Exclude any images and output the remaining records exactly.

Items listed in a dataset:
[start]
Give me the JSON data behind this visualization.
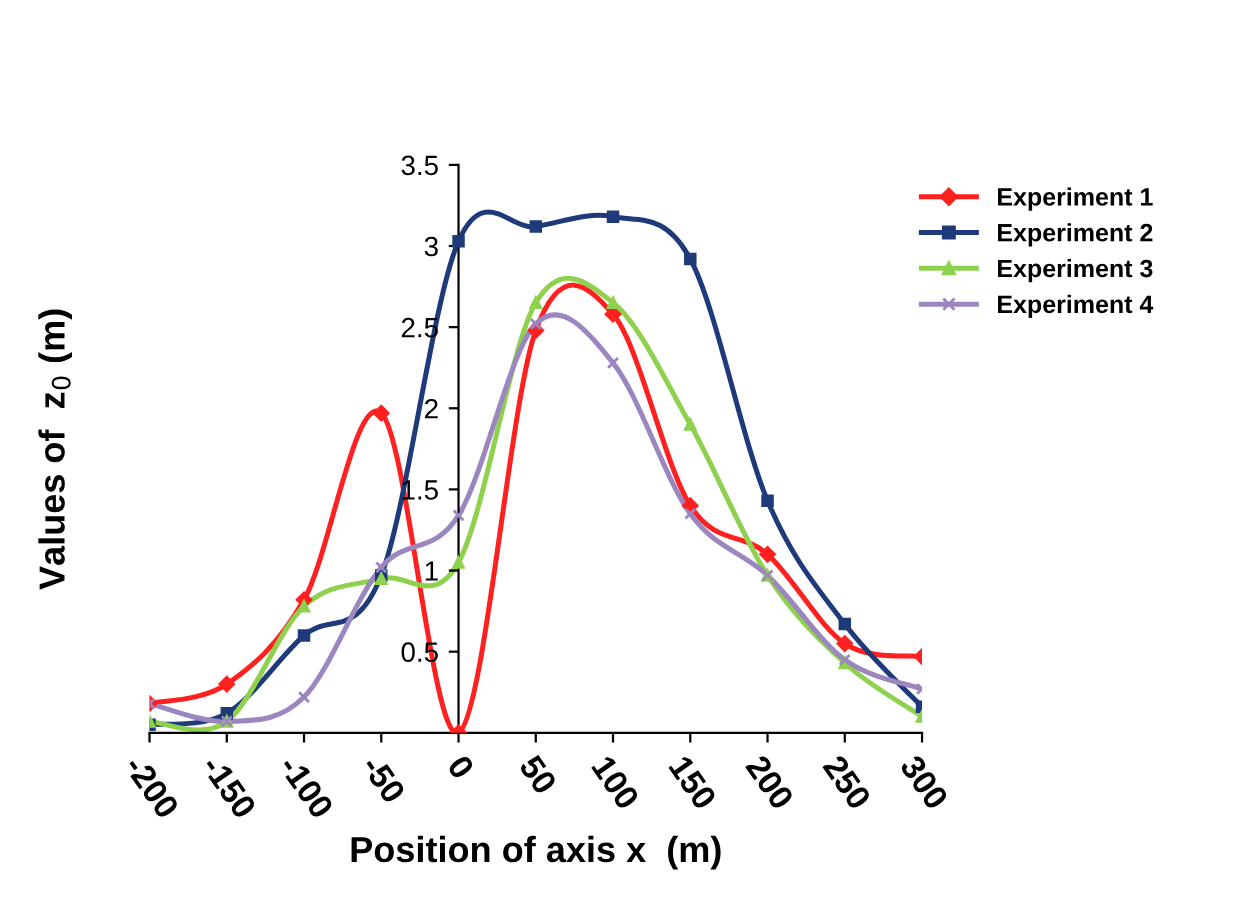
{
  "chart_data": {
    "type": "line",
    "xlabel": "Position of axis x  (m)",
    "ylabel": "Values of  z$_{0}$ (m)",
    "x": [
      -200,
      -150,
      -100,
      -50,
      0,
      50,
      100,
      150,
      200,
      250,
      300
    ],
    "xlim": [
      -200,
      300
    ],
    "xticks": [
      -200,
      -150,
      -100,
      -50,
      0,
      50,
      100,
      150,
      200,
      250,
      300
    ],
    "ylim": [
      0,
      3.5
    ],
    "yticks": [
      0.5,
      1,
      1.5,
      2,
      2.5,
      3,
      3.5
    ],
    "grid": false,
    "legend": "top right",
    "line_style": "solid",
    "series": [
      {
        "name": "Experiment 1",
        "color": "#ff2020",
        "marker": "diamond",
        "values": [
          0.18,
          0.3,
          0.82,
          1.97,
          0,
          2.48,
          2.58,
          1.4,
          1.1,
          0.55,
          0.47
        ]
      },
      {
        "name": "Experiment 2",
        "color": "#1f3a7a",
        "marker": "square",
        "values": [
          0.05,
          0.12,
          0.6,
          0.97,
          3.03,
          3.12,
          3.18,
          2.92,
          1.43,
          0.67,
          0.16
        ]
      },
      {
        "name": "Experiment 3",
        "color": "#8fd14f",
        "marker": "triangle",
        "values": [
          0.07,
          0.07,
          0.78,
          0.95,
          1.05,
          2.65,
          2.65,
          1.9,
          0.97,
          0.43,
          0.1
        ]
      },
      {
        "name": "Experiment 4",
        "color": "#9b86c0",
        "marker": "cross",
        "values": [
          0.18,
          0.07,
          0.22,
          1.02,
          1.34,
          2.52,
          2.28,
          1.35,
          0.97,
          0.45,
          0.27
        ]
      }
    ]
  }
}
[end]
# Solution for this task
Give me the JSON data behind this visualization.
{
  "chart_data": {
    "type": "line",
    "xlabel": "Position of axis x  (m)",
    "ylabel": "Values of  z$_{0}$ (m)",
    "x": [
      -200,
      -150,
      -100,
      -50,
      0,
      50,
      100,
      150,
      200,
      250,
      300
    ],
    "xlim": [
      -200,
      300
    ],
    "xticks": [
      -200,
      -150,
      -100,
      -50,
      0,
      50,
      100,
      150,
      200,
      250,
      300
    ],
    "ylim": [
      0,
      3.5
    ],
    "yticks": [
      0.5,
      1,
      1.5,
      2,
      2.5,
      3,
      3.5
    ],
    "grid": false,
    "legend": "top right",
    "line_style": "solid",
    "series": [
      {
        "name": "Experiment 1",
        "color": "#ff2020",
        "marker": "diamond",
        "values": [
          0.18,
          0.3,
          0.82,
          1.97,
          0,
          2.48,
          2.58,
          1.4,
          1.1,
          0.55,
          0.47
        ]
      },
      {
        "name": "Experiment 2",
        "color": "#1f3a7a",
        "marker": "square",
        "values": [
          0.05,
          0.12,
          0.6,
          0.97,
          3.03,
          3.12,
          3.18,
          2.92,
          1.43,
          0.67,
          0.16
        ]
      },
      {
        "name": "Experiment 3",
        "color": "#8fd14f",
        "marker": "triangle",
        "values": [
          0.07,
          0.07,
          0.78,
          0.95,
          1.05,
          2.65,
          2.65,
          1.9,
          0.97,
          0.43,
          0.1
        ]
      },
      {
        "name": "Experiment 4",
        "color": "#9b86c0",
        "marker": "cross",
        "values": [
          0.18,
          0.07,
          0.22,
          1.02,
          1.34,
          2.52,
          2.28,
          1.35,
          0.97,
          0.45,
          0.27
        ]
      }
    ]
  }
}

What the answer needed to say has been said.